WHAT THE TASK REQUIRES: Copy out each line of the material in which the word "Wilbur" appears.

•••••

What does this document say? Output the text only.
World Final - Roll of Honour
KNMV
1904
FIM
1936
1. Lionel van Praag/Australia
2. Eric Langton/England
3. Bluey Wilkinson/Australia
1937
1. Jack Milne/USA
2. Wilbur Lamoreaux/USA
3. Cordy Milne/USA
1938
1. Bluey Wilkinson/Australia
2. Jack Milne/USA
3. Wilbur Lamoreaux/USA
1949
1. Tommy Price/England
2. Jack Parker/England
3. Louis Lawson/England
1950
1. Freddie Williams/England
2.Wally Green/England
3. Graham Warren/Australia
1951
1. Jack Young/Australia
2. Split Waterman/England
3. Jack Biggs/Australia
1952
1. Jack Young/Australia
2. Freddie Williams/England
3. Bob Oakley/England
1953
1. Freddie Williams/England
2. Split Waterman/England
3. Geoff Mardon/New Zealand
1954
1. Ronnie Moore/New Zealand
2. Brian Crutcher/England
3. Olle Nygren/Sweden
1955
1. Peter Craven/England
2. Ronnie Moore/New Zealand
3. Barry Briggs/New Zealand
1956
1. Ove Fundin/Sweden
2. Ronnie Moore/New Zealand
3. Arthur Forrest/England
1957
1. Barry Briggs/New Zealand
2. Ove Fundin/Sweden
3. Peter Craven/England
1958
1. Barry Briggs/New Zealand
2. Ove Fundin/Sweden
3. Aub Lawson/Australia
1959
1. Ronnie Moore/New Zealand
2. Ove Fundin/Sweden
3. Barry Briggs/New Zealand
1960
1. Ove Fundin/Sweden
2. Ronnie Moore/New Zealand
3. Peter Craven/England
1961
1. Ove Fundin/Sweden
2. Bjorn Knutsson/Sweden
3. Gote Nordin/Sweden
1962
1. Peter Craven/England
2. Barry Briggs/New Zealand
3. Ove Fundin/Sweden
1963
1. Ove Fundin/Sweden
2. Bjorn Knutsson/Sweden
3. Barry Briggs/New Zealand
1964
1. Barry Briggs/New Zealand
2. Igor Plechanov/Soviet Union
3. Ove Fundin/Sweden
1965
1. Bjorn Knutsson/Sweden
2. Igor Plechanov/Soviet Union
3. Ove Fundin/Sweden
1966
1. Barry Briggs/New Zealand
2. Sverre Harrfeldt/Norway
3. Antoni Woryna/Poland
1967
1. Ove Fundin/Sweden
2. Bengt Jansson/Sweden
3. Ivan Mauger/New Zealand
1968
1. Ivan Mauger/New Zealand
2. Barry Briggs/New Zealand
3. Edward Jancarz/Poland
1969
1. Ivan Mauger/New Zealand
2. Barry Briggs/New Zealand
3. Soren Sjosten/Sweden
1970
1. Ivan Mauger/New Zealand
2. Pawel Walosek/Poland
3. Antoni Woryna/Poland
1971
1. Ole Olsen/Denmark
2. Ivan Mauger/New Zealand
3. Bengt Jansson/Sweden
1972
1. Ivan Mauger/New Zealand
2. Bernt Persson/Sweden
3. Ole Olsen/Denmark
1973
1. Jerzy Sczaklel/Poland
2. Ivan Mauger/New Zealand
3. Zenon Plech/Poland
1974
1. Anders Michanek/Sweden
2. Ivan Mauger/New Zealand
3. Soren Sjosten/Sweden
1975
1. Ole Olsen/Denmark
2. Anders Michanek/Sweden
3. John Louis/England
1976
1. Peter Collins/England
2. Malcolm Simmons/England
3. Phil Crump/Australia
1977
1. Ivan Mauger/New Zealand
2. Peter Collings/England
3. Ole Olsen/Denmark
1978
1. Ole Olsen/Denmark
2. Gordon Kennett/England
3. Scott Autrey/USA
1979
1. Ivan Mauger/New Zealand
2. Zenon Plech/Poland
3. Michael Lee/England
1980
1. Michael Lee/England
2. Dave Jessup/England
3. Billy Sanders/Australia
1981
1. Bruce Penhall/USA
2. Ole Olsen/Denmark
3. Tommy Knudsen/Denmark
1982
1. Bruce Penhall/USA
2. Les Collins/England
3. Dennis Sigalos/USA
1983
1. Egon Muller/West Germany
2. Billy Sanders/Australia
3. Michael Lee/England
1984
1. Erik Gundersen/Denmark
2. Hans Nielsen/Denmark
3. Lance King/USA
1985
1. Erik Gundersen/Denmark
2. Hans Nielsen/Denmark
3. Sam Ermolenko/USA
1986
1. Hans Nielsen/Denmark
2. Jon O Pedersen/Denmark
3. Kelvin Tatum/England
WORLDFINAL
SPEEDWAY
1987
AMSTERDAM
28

•••••

EXPECTED OUTPUT:
2. Wilbur Lamoreaux/USA
3. Wilbur Lamoreaux/USA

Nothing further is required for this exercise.